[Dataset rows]

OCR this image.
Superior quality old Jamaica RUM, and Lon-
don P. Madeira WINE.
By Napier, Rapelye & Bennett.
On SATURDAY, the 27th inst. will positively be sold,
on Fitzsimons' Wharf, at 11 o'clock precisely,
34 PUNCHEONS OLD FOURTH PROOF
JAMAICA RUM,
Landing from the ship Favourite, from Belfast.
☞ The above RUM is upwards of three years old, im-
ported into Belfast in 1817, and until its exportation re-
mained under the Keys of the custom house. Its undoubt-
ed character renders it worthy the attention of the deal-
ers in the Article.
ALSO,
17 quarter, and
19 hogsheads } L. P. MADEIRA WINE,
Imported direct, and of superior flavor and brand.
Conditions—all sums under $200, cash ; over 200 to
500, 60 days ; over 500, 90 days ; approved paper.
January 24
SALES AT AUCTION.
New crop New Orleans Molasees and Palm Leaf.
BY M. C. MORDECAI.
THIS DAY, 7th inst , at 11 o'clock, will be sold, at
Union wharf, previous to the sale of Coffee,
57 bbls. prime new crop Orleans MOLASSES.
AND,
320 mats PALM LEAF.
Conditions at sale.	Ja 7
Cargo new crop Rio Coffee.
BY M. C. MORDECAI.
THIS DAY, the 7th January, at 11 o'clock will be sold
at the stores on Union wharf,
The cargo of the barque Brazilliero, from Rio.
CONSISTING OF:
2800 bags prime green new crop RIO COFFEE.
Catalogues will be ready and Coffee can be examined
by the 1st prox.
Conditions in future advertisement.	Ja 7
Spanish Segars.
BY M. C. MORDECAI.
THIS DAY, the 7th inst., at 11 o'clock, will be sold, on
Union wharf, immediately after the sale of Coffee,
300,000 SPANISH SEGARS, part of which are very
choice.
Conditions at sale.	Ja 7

- _WORK TO DO_
Exactly reproduce every line of the records.

- _ANSWER FOR THIS EXERCISE_
OCR this image.
Superior quality old Jamaica RUM, and Lon-
don P. Madeira WINE.
By Napier, Rapelye & Bennett.
On SATURDAY, the 27th inst. will positively be sold,
on Fitzsimons' Wharf, at 11 o'clock precisely,
34 PUNCHEONS OLD FOURTH PROOF
JAMAICA RUM,
Landing from the ship Favourite, from Belfast.
☞ The above RUM is upwards of three years old, im-
ported into Belfast in 1817, and until its exportation re-
mained under the Keys of the custom house. Its undoubt-
ed character renders it worthy the attention of the deal-
ers in the Article.
ALSO,
17 quarter, and
19 hogsheads } L. P. MADEIRA WINE,
Imported direct, and of superior flavor and brand.
Conditions—all sums under $200, cash ; over 200 to
500, 60 days ; over 500, 90 days ; approved paper.
January 24
SALES AT AUCTION.
New crop New Orleans Molasees and Palm Leaf.
BY M. C. MORDECAI.
THIS DAY, 7th inst , at 11 o'clock, will be sold, at
Union wharf, previous to the sale of Coffee,
57 bbls. prime new crop Orleans MOLASSES.
AND,
320 mats PALM LEAF.
Conditions at sale.	Ja 7
Cargo new crop Rio Coffee.
BY M. C. MORDECAI.
THIS DAY, the 7th January, at 11 o'clock will be sold
at the stores on Union wharf,
The cargo of the barque Brazilliero, from Rio.
CONSISTING OF:
2800 bags prime green new crop RIO COFFEE.
Catalogues will be ready and Coffee can be examined
by the 1st prox.
Conditions in future advertisement.	Ja 7
Spanish Segars.
BY M. C. MORDECAI.
THIS DAY, the 7th inst., at 11 o'clock, will be sold, on
Union wharf, immediately after the sale of Coffee,
300,000 SPANISH SEGARS, part of which are very
choice.
Conditions at sale.	Ja 7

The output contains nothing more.